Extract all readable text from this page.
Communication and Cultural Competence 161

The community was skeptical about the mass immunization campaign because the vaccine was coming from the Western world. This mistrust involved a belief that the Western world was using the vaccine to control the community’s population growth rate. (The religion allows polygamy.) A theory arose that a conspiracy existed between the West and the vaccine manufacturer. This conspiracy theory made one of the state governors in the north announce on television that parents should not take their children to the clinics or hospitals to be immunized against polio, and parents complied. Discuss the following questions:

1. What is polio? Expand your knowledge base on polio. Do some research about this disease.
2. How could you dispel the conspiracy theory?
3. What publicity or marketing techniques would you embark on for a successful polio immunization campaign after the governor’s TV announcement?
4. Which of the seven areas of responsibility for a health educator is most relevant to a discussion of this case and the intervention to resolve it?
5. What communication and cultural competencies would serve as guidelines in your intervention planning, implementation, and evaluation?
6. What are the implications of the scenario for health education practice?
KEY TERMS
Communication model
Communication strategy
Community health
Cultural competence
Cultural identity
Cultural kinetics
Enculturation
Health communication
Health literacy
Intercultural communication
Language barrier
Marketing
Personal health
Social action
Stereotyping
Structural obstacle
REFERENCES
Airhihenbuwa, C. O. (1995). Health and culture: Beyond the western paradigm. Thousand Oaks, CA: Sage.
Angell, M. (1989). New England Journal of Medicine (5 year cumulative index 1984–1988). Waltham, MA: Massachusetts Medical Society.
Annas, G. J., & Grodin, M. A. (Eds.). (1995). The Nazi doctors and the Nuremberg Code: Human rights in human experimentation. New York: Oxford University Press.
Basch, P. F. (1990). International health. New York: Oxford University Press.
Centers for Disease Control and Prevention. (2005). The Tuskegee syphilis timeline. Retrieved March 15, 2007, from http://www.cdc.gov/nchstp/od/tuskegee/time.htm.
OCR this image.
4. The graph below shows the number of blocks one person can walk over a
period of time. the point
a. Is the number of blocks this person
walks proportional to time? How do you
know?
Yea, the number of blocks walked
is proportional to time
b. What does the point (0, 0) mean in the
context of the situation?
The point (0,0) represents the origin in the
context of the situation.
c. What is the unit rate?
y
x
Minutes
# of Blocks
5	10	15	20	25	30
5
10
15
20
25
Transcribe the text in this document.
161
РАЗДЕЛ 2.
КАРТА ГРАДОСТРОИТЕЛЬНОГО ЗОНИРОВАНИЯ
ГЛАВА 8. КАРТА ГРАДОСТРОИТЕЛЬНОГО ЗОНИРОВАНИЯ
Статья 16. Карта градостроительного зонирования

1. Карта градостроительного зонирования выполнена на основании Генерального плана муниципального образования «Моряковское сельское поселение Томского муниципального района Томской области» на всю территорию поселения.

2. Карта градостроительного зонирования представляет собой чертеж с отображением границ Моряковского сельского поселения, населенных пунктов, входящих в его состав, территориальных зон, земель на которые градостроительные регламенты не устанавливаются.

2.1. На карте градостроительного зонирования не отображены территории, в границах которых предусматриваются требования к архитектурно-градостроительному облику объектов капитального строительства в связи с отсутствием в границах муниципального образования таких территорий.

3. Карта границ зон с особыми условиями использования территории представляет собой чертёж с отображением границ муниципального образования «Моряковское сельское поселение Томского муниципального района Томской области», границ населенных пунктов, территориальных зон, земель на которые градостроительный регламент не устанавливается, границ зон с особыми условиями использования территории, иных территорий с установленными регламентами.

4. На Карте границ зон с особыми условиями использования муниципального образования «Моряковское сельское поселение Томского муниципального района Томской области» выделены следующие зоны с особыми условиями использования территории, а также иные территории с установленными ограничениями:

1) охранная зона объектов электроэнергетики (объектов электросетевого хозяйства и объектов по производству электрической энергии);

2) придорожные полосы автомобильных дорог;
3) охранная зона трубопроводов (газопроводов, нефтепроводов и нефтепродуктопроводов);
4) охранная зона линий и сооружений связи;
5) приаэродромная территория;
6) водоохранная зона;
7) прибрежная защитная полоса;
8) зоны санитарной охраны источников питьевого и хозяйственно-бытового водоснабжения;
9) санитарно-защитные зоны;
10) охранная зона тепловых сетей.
• • • •
Going through the entries above, report how many lines include the string "time". The number alone is the answer.

4